■ **SET EXERCISE**: Please pull out every line that includes the string "溶液是由溶质和溶剂组成的".

··· SUPPLIED MATERIAL

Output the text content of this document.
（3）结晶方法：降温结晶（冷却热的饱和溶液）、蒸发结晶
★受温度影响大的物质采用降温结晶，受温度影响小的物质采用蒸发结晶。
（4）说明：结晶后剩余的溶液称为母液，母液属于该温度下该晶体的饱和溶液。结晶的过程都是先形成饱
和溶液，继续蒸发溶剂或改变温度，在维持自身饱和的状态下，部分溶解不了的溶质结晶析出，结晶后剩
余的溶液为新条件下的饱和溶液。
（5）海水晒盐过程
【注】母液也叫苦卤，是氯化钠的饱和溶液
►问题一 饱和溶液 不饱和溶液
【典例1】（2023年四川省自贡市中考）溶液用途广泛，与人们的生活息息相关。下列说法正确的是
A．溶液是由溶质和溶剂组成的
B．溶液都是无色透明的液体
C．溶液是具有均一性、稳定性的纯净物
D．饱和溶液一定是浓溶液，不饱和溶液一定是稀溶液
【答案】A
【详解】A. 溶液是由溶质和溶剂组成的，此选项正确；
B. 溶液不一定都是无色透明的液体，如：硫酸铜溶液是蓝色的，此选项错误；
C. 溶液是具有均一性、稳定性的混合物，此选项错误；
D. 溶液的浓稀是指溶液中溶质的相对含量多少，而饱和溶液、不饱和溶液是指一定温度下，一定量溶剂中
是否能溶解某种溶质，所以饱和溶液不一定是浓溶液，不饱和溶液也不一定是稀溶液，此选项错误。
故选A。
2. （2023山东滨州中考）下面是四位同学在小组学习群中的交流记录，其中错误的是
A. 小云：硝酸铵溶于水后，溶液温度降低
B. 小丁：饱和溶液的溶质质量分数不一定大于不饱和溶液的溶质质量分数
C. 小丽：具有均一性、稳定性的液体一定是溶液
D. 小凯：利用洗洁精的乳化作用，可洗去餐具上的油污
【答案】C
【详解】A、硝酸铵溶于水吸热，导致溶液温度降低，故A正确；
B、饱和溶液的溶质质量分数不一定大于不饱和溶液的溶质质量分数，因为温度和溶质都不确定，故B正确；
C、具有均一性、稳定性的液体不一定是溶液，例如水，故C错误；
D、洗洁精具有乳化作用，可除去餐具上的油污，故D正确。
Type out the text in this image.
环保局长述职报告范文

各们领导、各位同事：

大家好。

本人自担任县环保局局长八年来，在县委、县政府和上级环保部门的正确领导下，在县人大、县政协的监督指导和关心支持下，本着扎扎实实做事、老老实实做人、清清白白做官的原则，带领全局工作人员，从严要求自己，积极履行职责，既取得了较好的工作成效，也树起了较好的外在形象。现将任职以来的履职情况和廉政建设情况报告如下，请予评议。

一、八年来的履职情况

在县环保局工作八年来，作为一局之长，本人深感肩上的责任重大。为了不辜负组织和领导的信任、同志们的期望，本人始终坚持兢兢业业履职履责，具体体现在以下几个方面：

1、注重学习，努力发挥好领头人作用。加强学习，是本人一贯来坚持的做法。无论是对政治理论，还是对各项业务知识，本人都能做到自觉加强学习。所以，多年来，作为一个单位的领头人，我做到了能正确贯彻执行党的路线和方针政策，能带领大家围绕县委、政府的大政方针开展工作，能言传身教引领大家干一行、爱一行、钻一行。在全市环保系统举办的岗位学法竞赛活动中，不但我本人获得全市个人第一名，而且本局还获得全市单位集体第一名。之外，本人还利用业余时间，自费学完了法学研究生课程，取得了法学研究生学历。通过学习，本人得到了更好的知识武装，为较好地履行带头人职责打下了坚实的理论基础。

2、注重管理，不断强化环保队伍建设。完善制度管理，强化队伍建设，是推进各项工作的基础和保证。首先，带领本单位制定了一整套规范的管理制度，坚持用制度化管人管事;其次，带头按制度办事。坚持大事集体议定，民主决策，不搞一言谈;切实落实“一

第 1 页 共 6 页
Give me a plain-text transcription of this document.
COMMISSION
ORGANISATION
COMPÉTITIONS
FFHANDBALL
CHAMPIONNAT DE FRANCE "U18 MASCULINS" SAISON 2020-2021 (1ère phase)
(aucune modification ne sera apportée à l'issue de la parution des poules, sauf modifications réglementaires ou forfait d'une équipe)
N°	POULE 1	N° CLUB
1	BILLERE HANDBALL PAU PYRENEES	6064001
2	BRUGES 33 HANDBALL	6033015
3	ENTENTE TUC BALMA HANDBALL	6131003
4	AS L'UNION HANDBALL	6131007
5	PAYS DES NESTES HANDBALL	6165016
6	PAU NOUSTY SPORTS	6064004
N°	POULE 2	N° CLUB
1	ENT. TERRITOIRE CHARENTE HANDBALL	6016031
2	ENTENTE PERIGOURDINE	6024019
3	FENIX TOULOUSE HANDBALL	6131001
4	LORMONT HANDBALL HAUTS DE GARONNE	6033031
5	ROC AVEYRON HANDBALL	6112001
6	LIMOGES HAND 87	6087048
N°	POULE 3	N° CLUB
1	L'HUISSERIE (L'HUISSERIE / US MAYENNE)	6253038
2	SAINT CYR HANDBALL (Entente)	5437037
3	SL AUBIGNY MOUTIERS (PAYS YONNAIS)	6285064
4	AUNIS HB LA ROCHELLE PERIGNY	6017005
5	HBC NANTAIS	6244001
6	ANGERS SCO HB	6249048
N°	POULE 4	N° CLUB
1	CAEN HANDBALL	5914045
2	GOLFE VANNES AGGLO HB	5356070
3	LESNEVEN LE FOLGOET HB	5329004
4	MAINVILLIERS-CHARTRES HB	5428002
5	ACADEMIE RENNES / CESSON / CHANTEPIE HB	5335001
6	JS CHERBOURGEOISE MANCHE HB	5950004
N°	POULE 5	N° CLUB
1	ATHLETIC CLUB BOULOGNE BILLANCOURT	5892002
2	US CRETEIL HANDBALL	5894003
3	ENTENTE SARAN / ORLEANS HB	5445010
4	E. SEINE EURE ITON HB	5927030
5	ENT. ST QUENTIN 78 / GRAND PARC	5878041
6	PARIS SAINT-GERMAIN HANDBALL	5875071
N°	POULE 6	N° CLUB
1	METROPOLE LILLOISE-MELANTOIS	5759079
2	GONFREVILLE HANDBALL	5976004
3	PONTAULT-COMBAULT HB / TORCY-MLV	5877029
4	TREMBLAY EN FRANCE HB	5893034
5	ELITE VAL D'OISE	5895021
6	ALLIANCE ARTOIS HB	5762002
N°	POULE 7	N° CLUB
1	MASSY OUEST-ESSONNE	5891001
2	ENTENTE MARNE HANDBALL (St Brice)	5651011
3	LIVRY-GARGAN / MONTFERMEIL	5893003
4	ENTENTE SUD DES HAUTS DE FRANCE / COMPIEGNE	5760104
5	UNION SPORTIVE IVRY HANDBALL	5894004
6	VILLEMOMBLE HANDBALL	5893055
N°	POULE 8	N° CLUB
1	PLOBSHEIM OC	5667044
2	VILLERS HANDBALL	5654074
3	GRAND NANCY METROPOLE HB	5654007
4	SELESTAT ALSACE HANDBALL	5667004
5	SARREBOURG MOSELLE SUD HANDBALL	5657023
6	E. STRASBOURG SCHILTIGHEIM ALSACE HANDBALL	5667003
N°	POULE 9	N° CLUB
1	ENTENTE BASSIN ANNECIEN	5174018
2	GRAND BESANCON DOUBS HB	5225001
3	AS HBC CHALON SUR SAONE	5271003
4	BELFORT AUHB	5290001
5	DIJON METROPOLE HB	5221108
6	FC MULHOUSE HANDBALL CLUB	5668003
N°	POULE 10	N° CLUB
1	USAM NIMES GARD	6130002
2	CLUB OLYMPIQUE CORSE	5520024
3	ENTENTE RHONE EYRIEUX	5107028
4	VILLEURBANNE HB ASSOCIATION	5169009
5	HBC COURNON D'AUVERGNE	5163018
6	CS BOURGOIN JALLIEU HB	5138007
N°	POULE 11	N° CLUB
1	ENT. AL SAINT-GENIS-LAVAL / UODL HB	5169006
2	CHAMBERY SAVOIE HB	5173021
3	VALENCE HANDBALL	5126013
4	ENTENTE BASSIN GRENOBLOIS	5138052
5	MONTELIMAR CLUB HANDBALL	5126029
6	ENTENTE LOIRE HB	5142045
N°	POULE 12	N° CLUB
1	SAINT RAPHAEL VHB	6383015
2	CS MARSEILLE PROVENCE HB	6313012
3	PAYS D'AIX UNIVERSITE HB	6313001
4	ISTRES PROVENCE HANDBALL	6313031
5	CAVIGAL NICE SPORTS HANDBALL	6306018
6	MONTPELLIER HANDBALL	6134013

······

■ **WRITTEN RESPONSE**:
A．溶液是由溶质和溶剂组成的
【详解】A. 溶液是由溶质和溶剂组成的，此选项正确；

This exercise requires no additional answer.